To do: Using the records that follow, copy every line containing the word "year".

───── Material supplied

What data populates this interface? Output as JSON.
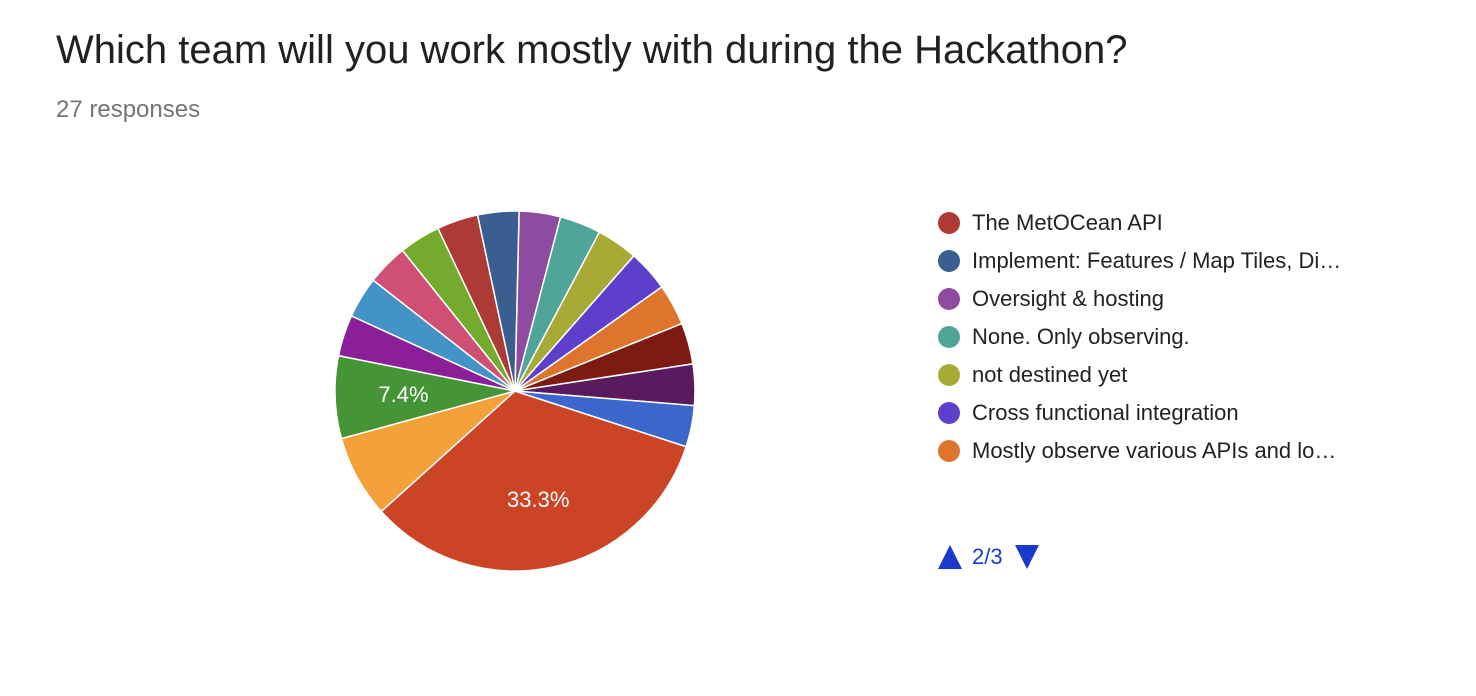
{
  "header": {
    "title": "Which team will you work mostly with during the Hackathon?",
    "responses": "27 responses"
  },
  "chart_data": {
    "type": "pie",
    "total_responses": 27,
    "slices": [
      {
        "value": 33.3,
        "color": "#cc4426",
        "label": "33.3%"
      },
      {
        "value": 7.4,
        "color": "#f4a13b"
      },
      {
        "value": 7.4,
        "color": "#459435",
        "label": "7.4%"
      },
      {
        "value": 3.7,
        "color": "#8a1f99"
      },
      {
        "value": 3.7,
        "color": "#4393c6"
      },
      {
        "value": 3.7,
        "color": "#d04f74"
      },
      {
        "value": 3.7,
        "color": "#74ab2f"
      },
      {
        "value": 3.7,
        "color": "#ad3a34"
      },
      {
        "value": 3.7,
        "color": "#3a5e8f"
      },
      {
        "value": 3.7,
        "color": "#8d4ca0"
      },
      {
        "value": 3.7,
        "color": "#4fa59a"
      },
      {
        "value": 3.7,
        "color": "#a8aa36"
      },
      {
        "value": 3.7,
        "color": "#5d3fcb"
      },
      {
        "value": 3.7,
        "color": "#dd752d"
      },
      {
        "value": 3.7,
        "color": "#7d1b12"
      },
      {
        "value": 3.7,
        "color": "#5a1a5e"
      },
      {
        "value": 3.7,
        "color": "#3b67cc"
      }
    ]
  },
  "legend": {
    "items": [
      {
        "label": "The MetOCean API",
        "color": "#ad3a34"
      },
      {
        "label": "Implement: Features / Map Tiles, Di…",
        "color": "#3a5e8f"
      },
      {
        "label": "Oversight & hosting",
        "color": "#8d4ca0"
      },
      {
        "label": "None. Only observing.",
        "color": "#4fa59a"
      },
      {
        "label": "not destined yet",
        "color": "#a8aa36"
      },
      {
        "label": "Cross functional integration",
        "color": "#5d3fcb"
      },
      {
        "label": "Mostly observe various APIs and lo…",
        "color": "#dd752d"
      }
    ],
    "pager": {
      "text": "2/3",
      "up_icon": "triangle-up-icon",
      "down_icon": "triangle-down-icon"
    }
  }
}
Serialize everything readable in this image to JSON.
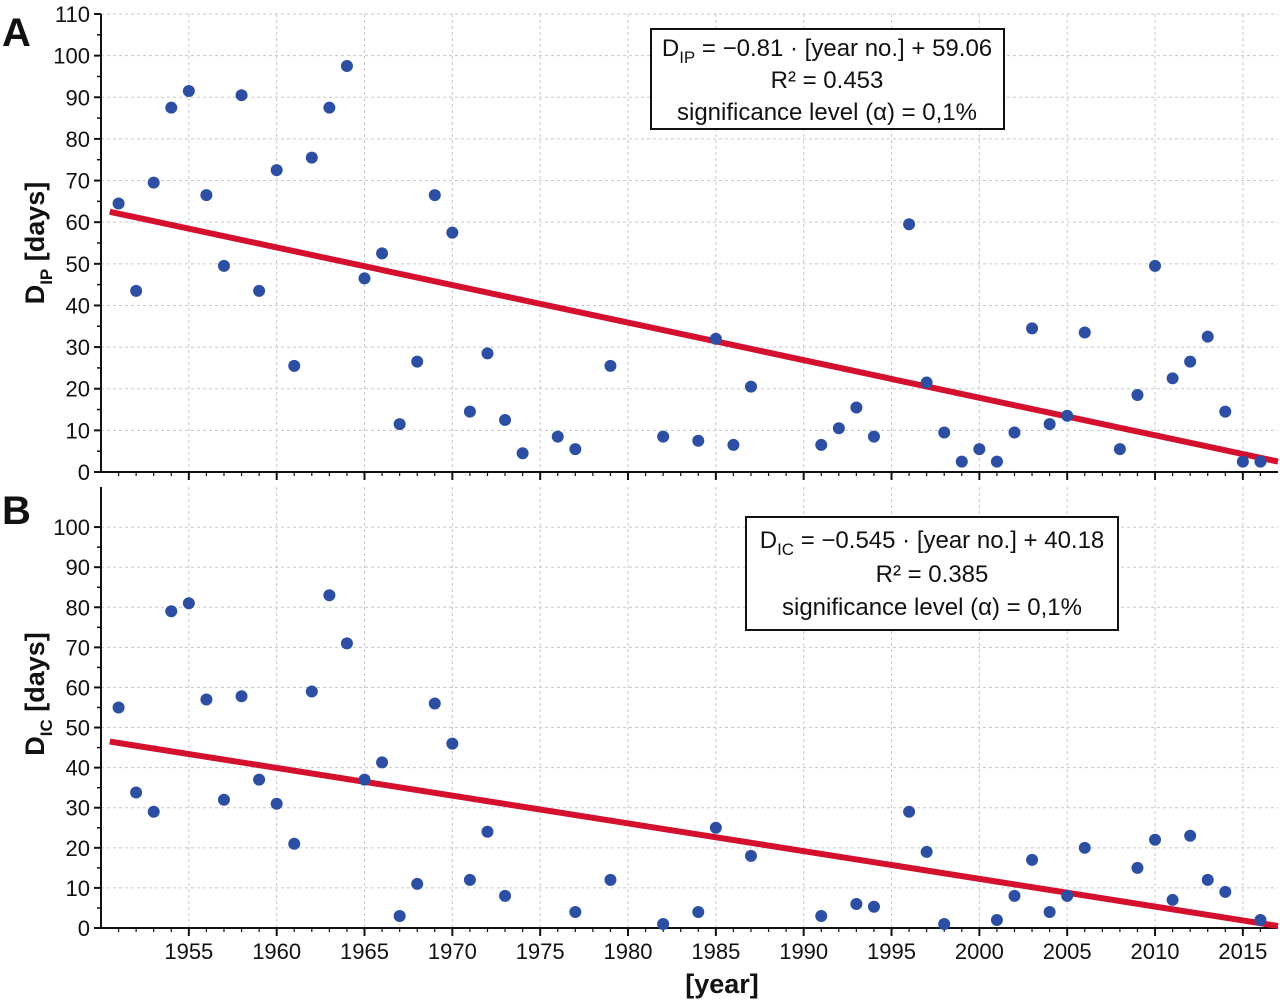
{
  "colors": {
    "points": "#2c4fa3",
    "trend": "#d5102f",
    "grid": "#c8c8c8",
    "axis": "#111111"
  },
  "shared_x": {
    "label": "[year]",
    "range": [
      1950,
      2017
    ],
    "ticks": [
      1955,
      1960,
      1965,
      1970,
      1975,
      1980,
      1985,
      1990,
      1995,
      2000,
      2005,
      2010,
      2015
    ]
  },
  "chart_data": [
    {
      "type": "scatter",
      "panel": "A",
      "title": "",
      "xlabel": "[year]",
      "ylabel": {
        "main": "D",
        "sub": "IP",
        "rest": " [days]"
      },
      "xlim": [
        1950,
        2017
      ],
      "ylim": [
        0,
        110
      ],
      "yticks": [
        0,
        10,
        20,
        30,
        40,
        50,
        60,
        70,
        80,
        90,
        100,
        110
      ],
      "grid": true,
      "series": [
        {
          "name": "D_IP",
          "points": [
            [
              1951,
              64.5
            ],
            [
              1952,
              43.5
            ],
            [
              1953,
              69.5
            ],
            [
              1954,
              87.5
            ],
            [
              1955,
              91.5
            ],
            [
              1956,
              66.5
            ],
            [
              1957,
              49.5
            ],
            [
              1958,
              90.5
            ],
            [
              1959,
              43.5
            ],
            [
              1960,
              72.5
            ],
            [
              1961,
              25.5
            ],
            [
              1962,
              75.5
            ],
            [
              1963,
              87.5
            ],
            [
              1964,
              97.5
            ],
            [
              1965,
              46.5
            ],
            [
              1966,
              52.5
            ],
            [
              1967,
              11.5
            ],
            [
              1968,
              26.5
            ],
            [
              1969,
              66.5
            ],
            [
              1970,
              57.5
            ],
            [
              1971,
              14.5
            ],
            [
              1972,
              28.5
            ],
            [
              1973,
              12.5
            ],
            [
              1974,
              4.5
            ],
            [
              1976,
              8.5
            ],
            [
              1977,
              5.5
            ],
            [
              1979,
              25.5
            ],
            [
              1982,
              8.5
            ],
            [
              1984,
              7.5
            ],
            [
              1985,
              32
            ],
            [
              1986,
              6.5
            ],
            [
              1987,
              20.5
            ],
            [
              1991,
              6.5
            ],
            [
              1992,
              10.5
            ],
            [
              1993,
              15.5
            ],
            [
              1994,
              8.5
            ],
            [
              1996,
              59.5
            ],
            [
              1997,
              21.5
            ],
            [
              1998,
              9.5
            ],
            [
              1999,
              2.5
            ],
            [
              2000,
              5.5
            ],
            [
              2001,
              2.5
            ],
            [
              2002,
              9.5
            ],
            [
              2003,
              34.5
            ],
            [
              2004,
              11.5
            ],
            [
              2005,
              13.5
            ],
            [
              2006,
              33.5
            ],
            [
              2008,
              5.5
            ],
            [
              2009,
              18.5
            ],
            [
              2010,
              49.5
            ],
            [
              2011,
              22.5
            ],
            [
              2012,
              26.5
            ],
            [
              2013,
              32.5
            ],
            [
              2014,
              14.5
            ],
            [
              2015,
              2.5
            ],
            [
              2016,
              2.5
            ]
          ]
        }
      ],
      "trendline": {
        "x": [
          1950.5,
          2017
        ],
        "y": [
          62.5,
          2.5
        ]
      },
      "annotation": {
        "line1_prefix": "D",
        "line1_sub": "IP",
        "line1_rest": " = −0.81 · [year no.] + 59.06",
        "line2": "R² = 0.453",
        "line3": "significance level (α) = 0,1%"
      }
    },
    {
      "type": "scatter",
      "panel": "B",
      "title": "",
      "xlabel": "[year]",
      "ylabel": {
        "main": "D",
        "sub": "IC",
        "rest": " [days]"
      },
      "xlim": [
        1950,
        2017
      ],
      "ylim": [
        0,
        110
      ],
      "yticks": [
        0,
        10,
        20,
        30,
        40,
        50,
        60,
        70,
        80,
        90,
        100
      ],
      "grid": true,
      "series": [
        {
          "name": "D_IC",
          "points": [
            [
              1951,
              55
            ],
            [
              1952,
              33.8
            ],
            [
              1953,
              29
            ],
            [
              1954,
              79
            ],
            [
              1955,
              81
            ],
            [
              1956,
              57
            ],
            [
              1957,
              32
            ],
            [
              1958,
              57.8
            ],
            [
              1959,
              37
            ],
            [
              1960,
              31
            ],
            [
              1961,
              21
            ],
            [
              1962,
              59
            ],
            [
              1963,
              83
            ],
            [
              1964,
              71
            ],
            [
              1965,
              37
            ],
            [
              1966,
              41.3
            ],
            [
              1967,
              3
            ],
            [
              1968,
              11
            ],
            [
              1969,
              56
            ],
            [
              1970,
              46
            ],
            [
              1971,
              12
            ],
            [
              1972,
              24
            ],
            [
              1973,
              8
            ],
            [
              1977,
              4
            ],
            [
              1979,
              12
            ],
            [
              1982,
              1
            ],
            [
              1984,
              4
            ],
            [
              1985,
              25
            ],
            [
              1987,
              18
            ],
            [
              1991,
              3
            ],
            [
              1993,
              6
            ],
            [
              1994,
              5.3
            ],
            [
              1996,
              29
            ],
            [
              1997,
              19
            ],
            [
              1998,
              1
            ],
            [
              2001,
              2
            ],
            [
              2002,
              8
            ],
            [
              2003,
              17
            ],
            [
              2004,
              4
            ],
            [
              2005,
              8
            ],
            [
              2006,
              20
            ],
            [
              2009,
              15
            ],
            [
              2010,
              22
            ],
            [
              2011,
              7
            ],
            [
              2012,
              23
            ],
            [
              2013,
              12
            ],
            [
              2014,
              9
            ],
            [
              2016,
              2
            ]
          ]
        }
      ],
      "trendline": {
        "x": [
          1950.5,
          2017
        ],
        "y": [
          46.5,
          0.5
        ]
      },
      "annotation": {
        "line1_prefix": "D",
        "line1_sub": "IC",
        "line1_rest": " = −0.545 · [year no.] + 40.18",
        "line2": "R² = 0.385",
        "line3": "significance level (α) = 0,1%"
      }
    }
  ]
}
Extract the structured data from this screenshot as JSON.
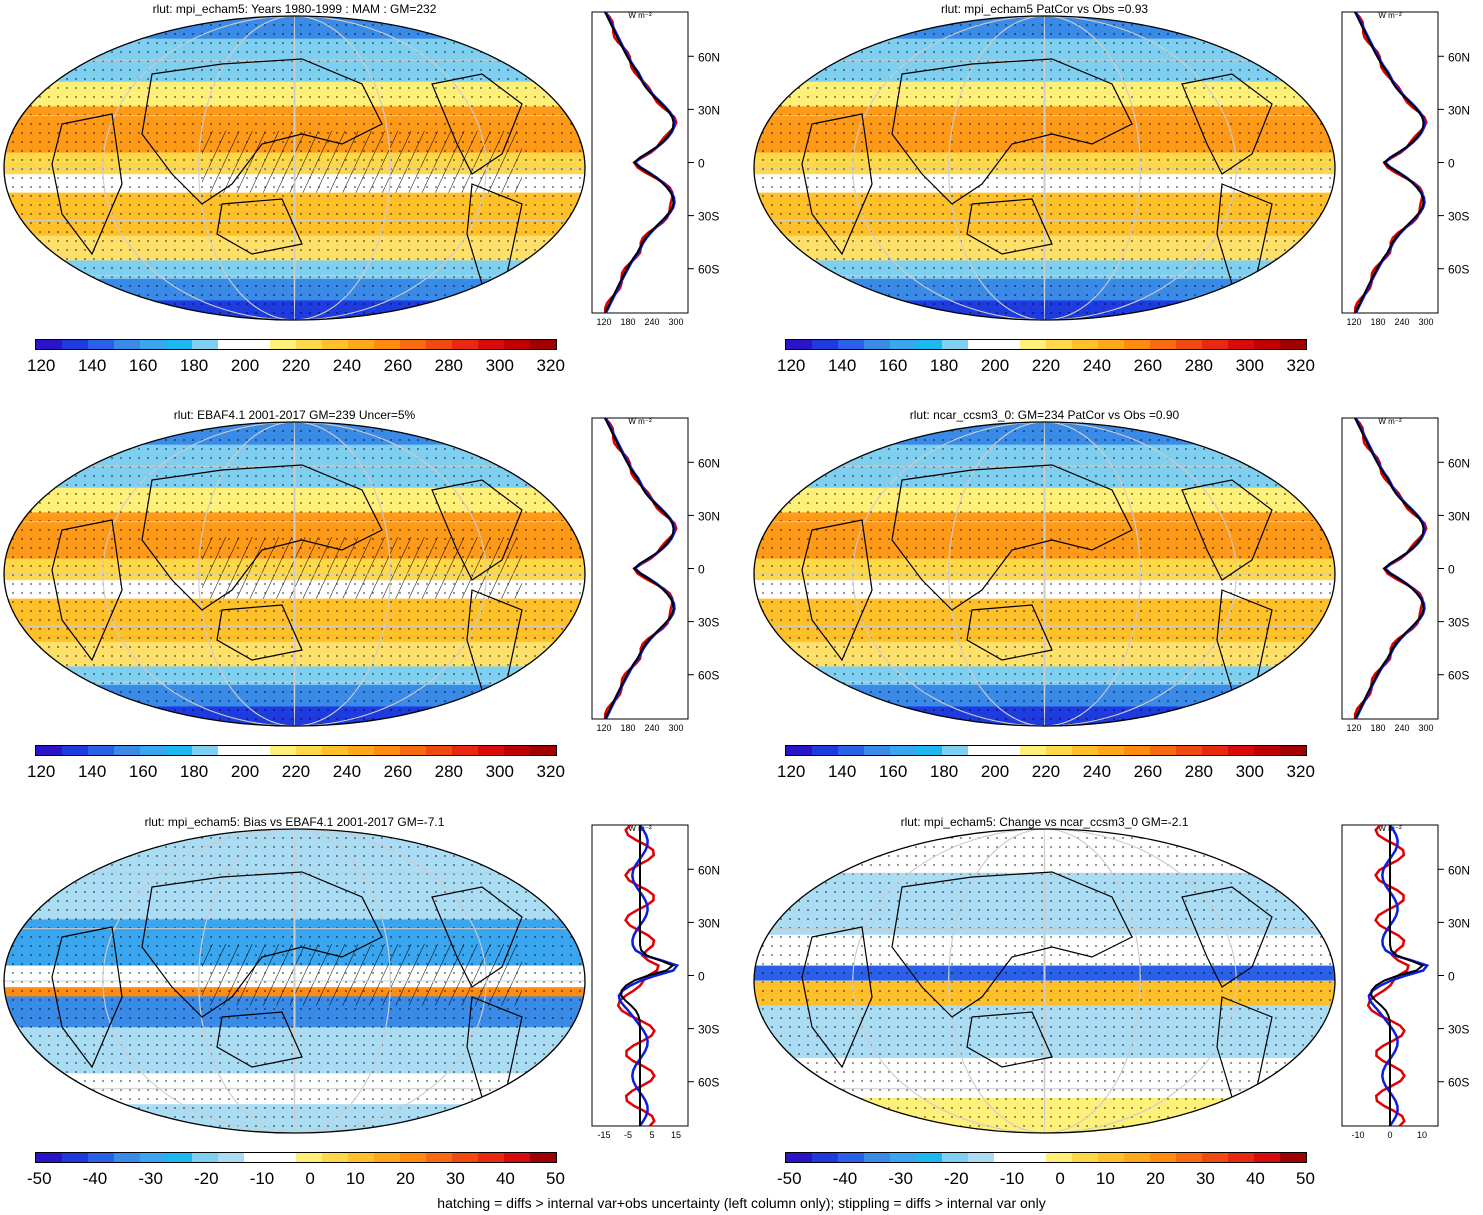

──────────

Written solution:
    "label": "[year]",
      "xlabel": "[year]",
        "line1_rest": " = −0.81 · [year no.] + 59.06",
      "xlabel": "[year]",
        "line1_rest": " = −0.545 · [year no.] + 40.18",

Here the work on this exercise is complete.